[Begin]

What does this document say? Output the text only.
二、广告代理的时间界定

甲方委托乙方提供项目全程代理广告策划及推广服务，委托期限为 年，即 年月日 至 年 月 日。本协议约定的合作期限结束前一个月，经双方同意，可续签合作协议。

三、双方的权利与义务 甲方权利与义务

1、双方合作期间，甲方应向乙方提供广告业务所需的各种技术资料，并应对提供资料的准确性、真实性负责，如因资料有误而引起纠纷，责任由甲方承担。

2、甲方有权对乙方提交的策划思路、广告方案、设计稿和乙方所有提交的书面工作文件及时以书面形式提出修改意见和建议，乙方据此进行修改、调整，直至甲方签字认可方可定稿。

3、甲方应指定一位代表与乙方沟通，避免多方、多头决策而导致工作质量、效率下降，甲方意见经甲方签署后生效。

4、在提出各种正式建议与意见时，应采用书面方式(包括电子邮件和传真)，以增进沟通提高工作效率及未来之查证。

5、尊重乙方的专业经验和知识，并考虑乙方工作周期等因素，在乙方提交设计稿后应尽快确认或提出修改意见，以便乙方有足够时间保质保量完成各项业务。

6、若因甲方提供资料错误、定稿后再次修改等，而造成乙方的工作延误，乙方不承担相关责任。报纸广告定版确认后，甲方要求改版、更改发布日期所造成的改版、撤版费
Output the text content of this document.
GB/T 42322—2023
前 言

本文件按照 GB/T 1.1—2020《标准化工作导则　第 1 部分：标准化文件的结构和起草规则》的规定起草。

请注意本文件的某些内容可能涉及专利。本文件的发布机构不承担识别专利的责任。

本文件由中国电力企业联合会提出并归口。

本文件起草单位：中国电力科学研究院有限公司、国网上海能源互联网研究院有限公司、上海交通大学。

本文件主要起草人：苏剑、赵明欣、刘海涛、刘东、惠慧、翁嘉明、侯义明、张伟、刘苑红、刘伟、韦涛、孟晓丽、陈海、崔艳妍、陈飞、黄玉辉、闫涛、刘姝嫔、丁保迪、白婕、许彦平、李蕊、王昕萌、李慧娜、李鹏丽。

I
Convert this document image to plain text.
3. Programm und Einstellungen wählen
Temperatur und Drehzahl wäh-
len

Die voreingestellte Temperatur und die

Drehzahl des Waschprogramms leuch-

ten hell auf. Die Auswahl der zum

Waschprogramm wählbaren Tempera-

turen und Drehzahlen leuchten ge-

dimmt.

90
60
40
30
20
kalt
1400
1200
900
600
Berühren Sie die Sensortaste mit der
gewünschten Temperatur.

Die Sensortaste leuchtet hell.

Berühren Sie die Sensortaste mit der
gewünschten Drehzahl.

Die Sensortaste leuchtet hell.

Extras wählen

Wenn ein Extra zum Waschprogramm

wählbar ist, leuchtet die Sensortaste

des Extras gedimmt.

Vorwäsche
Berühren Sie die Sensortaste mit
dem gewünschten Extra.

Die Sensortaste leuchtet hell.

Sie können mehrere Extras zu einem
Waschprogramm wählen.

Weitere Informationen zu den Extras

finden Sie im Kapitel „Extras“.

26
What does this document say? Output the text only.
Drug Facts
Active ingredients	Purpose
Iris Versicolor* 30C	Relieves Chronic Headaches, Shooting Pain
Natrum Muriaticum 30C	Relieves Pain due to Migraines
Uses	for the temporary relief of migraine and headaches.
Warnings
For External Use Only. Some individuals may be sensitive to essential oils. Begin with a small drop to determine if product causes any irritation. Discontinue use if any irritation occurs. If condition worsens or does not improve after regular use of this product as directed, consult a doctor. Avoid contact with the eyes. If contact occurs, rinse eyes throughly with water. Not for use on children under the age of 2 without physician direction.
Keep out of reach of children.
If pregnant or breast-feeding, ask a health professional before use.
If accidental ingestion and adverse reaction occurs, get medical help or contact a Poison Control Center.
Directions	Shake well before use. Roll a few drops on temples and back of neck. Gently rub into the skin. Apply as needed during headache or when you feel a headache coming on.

[End]

WHAT IS BEING ASKED: Copy all lines from the material that include "Pain".

ANSWER:
Iris Versicolor* 30C	Relieves Chronic Headaches, Shooting Pain
Natrum Muriaticum 30C	Relieves Pain due to Migraines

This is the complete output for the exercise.